Entries taken from a collection:
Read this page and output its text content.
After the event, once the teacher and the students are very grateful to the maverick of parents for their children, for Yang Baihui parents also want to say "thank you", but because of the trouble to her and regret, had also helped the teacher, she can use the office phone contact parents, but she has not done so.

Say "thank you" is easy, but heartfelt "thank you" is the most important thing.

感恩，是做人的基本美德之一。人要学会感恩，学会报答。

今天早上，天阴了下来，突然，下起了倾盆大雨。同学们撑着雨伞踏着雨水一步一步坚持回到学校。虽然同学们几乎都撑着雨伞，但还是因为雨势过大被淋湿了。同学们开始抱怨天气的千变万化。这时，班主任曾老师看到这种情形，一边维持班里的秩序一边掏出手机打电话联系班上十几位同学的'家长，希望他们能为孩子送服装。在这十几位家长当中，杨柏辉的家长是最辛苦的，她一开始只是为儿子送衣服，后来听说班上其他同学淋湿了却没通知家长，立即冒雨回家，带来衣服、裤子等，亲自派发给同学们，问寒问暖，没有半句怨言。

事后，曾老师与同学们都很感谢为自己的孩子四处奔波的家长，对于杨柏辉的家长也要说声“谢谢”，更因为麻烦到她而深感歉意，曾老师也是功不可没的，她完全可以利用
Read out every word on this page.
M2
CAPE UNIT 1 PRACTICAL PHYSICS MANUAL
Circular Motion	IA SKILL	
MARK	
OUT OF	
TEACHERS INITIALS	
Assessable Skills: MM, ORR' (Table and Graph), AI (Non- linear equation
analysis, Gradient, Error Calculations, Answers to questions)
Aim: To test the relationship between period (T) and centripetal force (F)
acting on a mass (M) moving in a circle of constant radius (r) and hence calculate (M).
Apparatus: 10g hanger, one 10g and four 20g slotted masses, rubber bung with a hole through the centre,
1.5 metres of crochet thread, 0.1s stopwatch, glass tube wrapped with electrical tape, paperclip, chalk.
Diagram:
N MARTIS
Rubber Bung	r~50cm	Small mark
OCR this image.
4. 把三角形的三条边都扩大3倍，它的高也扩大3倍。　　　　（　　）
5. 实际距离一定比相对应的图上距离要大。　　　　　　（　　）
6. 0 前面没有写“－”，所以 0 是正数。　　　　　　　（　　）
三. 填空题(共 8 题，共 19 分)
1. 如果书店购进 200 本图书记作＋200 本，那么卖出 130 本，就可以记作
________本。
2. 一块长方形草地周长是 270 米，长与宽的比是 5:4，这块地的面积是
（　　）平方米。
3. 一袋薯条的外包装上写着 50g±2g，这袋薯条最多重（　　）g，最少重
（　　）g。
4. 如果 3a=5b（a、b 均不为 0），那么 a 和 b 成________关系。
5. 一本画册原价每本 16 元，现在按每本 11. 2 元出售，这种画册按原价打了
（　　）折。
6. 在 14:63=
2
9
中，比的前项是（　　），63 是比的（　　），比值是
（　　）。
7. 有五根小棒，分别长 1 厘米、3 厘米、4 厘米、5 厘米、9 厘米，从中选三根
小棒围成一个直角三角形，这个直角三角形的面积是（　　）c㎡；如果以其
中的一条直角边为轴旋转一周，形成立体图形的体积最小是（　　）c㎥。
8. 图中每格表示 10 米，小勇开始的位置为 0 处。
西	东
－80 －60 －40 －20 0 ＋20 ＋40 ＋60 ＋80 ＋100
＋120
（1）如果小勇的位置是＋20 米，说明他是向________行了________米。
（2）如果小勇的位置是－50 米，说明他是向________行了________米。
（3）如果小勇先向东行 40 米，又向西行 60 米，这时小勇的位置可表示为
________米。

• _EXERCISE BRIEF_
Repeat the entries exactly, all of them.

• _SOLUTION FOR THIS TASK_
Read this page and output its text content.
After the event, once the teacher and the students are very grateful to the maverick of parents for their children, for Yang Baihui parents also want to say "thank you", but because of the trouble to her and regret, had also helped the teacher, she can use the office phone contact parents, but she has not done so.

Say "thank you" is easy, but heartfelt "thank you" is the most important thing.

感恩，是做人的基本美德之一。人要学会感恩，学会报答。

今天早上，天阴了下来，突然，下起了倾盆大雨。同学们撑着雨伞踏着雨水一步一步坚持回到学校。虽然同学们几乎都撑着雨伞，但还是因为雨势过大被淋湿了。同学们开始抱怨天气的千变万化。这时，班主任曾老师看到这种情形，一边维持班里的秩序一边掏出手机打电话联系班上十几位同学的'家长，希望他们能为孩子送服装。在这十几位家长当中，杨柏辉的家长是最辛苦的，她一开始只是为儿子送衣服，后来听说班上其他同学淋湿了却没通知家长，立即冒雨回家，带来衣服、裤子等，亲自派发给同学们，问寒问暖，没有半句怨言。

事后，曾老师与同学们都很感谢为自己的孩子四处奔波的家长，对于杨柏辉的家长也要说声“谢谢”，更因为麻烦到她而深感歉意，曾老师也是功不可没的，她完全可以利用
Read out every word on this page.
M2
CAPE UNIT 1 PRACTICAL PHYSICS MANUAL
Circular Motion	IA SKILL	
MARK	
OUT OF	
TEACHERS INITIALS	
Assessable Skills: MM, ORR' (Table and Graph), AI (Non- linear equation
analysis, Gradient, Error Calculations, Answers to questions)
Aim: To test the relationship between period (T) and centripetal force (F)
acting on a mass (M) moving in a circle of constant radius (r) and hence calculate (M).
Apparatus: 10g hanger, one 10g and four 20g slotted masses, rubber bung with a hole through the centre,
1.5 metres of crochet thread, 0.1s stopwatch, glass tube wrapped with electrical tape, paperclip, chalk.
Diagram:
N MARTIS
Rubber Bung	r~50cm	Small mark
OCR this image.
4. 把三角形的三条边都扩大3倍，它的高也扩大3倍。　　　　（　　）
5. 实际距离一定比相对应的图上距离要大。　　　　　　（　　）
6. 0 前面没有写“－”，所以 0 是正数。　　　　　　　（　　）
三. 填空题(共 8 题，共 19 分)
1. 如果书店购进 200 本图书记作＋200 本，那么卖出 130 本，就可以记作
________本。
2. 一块长方形草地周长是 270 米，长与宽的比是 5:4，这块地的面积是
（　　）平方米。
3. 一袋薯条的外包装上写着 50g±2g，这袋薯条最多重（　　）g，最少重
（　　）g。
4. 如果 3a=5b（a、b 均不为 0），那么 a 和 b 成________关系。
5. 一本画册原价每本 16 元，现在按每本 11. 2 元出售，这种画册按原价打了
（　　）折。
6. 在 14:63=
2
9
中，比的前项是（　　），63 是比的（　　），比值是
（　　）。
7. 有五根小棒，分别长 1 厘米、3 厘米、4 厘米、5 厘米、9 厘米，从中选三根
小棒围成一个直角三角形，这个直角三角形的面积是（　　）c㎡；如果以其
中的一条直角边为轴旋转一周，形成立体图形的体积最小是（　　）c㎥。
8. 图中每格表示 10 米，小勇开始的位置为 0 处。
西	东
－80 －60 －40 －20 0 ＋20 ＋40 ＋60 ＋80 ＋100
＋120
（1）如果小勇的位置是＋20 米，说明他是向________行了________米。
（2）如果小勇的位置是－50 米，说明他是向________行了________米。
（3）如果小勇先向东行 40 米，又向西行 60 米，这时小勇的位置可表示为
________米。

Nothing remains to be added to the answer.